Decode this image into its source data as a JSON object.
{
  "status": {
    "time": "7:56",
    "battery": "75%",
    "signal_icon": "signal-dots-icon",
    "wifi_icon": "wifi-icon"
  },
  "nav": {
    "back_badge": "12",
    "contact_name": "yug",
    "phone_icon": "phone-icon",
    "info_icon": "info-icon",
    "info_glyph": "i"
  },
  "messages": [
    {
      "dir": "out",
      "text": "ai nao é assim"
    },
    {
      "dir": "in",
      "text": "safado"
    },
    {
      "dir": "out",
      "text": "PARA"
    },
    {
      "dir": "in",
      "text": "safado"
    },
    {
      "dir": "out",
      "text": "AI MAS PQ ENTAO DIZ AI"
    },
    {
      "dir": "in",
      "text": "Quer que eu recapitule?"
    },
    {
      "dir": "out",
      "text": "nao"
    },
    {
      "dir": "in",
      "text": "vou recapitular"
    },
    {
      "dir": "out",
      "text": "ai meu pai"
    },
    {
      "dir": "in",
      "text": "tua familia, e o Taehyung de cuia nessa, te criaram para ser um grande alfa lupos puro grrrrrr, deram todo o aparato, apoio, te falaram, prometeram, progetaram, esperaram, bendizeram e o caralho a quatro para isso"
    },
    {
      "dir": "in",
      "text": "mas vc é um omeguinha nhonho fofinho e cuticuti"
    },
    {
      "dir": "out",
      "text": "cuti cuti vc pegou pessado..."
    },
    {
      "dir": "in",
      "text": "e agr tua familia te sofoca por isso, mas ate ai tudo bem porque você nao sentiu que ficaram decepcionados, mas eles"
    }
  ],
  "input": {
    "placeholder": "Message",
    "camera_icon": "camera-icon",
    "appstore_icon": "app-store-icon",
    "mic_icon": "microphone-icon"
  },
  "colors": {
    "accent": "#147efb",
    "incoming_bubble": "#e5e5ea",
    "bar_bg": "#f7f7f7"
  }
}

++++++++++++++++++++

**What to do**
Your task is to reproduce the whole listing exactly.

**Exercise solution**
Decode this image into its source data as a JSON object.
{
  "status": {
    "time": "7:56",
    "battery": "75%",
    "signal_icon": "signal-dots-icon",
    "wifi_icon": "wifi-icon"
  },
  "nav": {
    "back_badge": "12",
    "contact_name": "yug",
    "phone_icon": "phone-icon",
    "info_icon": "info-icon",
    "info_glyph": "i"
  },
  "messages": [
    {
      "dir": "out",
      "text": "ai nao é assim"
    },
    {
      "dir": "in",
      "text": "safado"
    },
    {
      "dir": "out",
      "text": "PARA"
    },
    {
      "dir": "in",
      "text": "safado"
    },
    {
      "dir": "out",
      "text": "AI MAS PQ ENTAO DIZ AI"
    },
    {
      "dir": "in",
      "text": "Quer que eu recapitule?"
    },
    {
      "dir": "out",
      "text": "nao"
    },
    {
      "dir": "in",
      "text": "vou recapitular"
    },
    {
      "dir": "out",
      "text": "ai meu pai"
    },
    {
      "dir": "in",
      "text": "tua familia, e o Taehyung de cuia nessa, te criaram para ser um grande alfa lupos puro grrrrrr, deram todo o aparato, apoio, te falaram, prometeram, progetaram, esperaram, bendizeram e o caralho a quatro para isso"
    },
    {
      "dir": "in",
      "text": "mas vc é um omeguinha nhonho fofinho e cuticuti"
    },
    {
      "dir": "out",
      "text": "cuti cuti vc pegou pessado..."
    },
    {
      "dir": "in",
      "text": "e agr tua familia te sofoca por isso, mas ate ai tudo bem porque você nao sentiu que ficaram decepcionados, mas eles"
    }
  ],
  "input": {
    "placeholder": "Message",
    "camera_icon": "camera-icon",
    "appstore_icon": "app-store-icon",
    "mic_icon": "microphone-icon"
  },
  "colors": {
    "accent": "#147efb",
    "incoming_bubble": "#e5e5ea",
    "bar_bg": "#f7f7f7"
  }
}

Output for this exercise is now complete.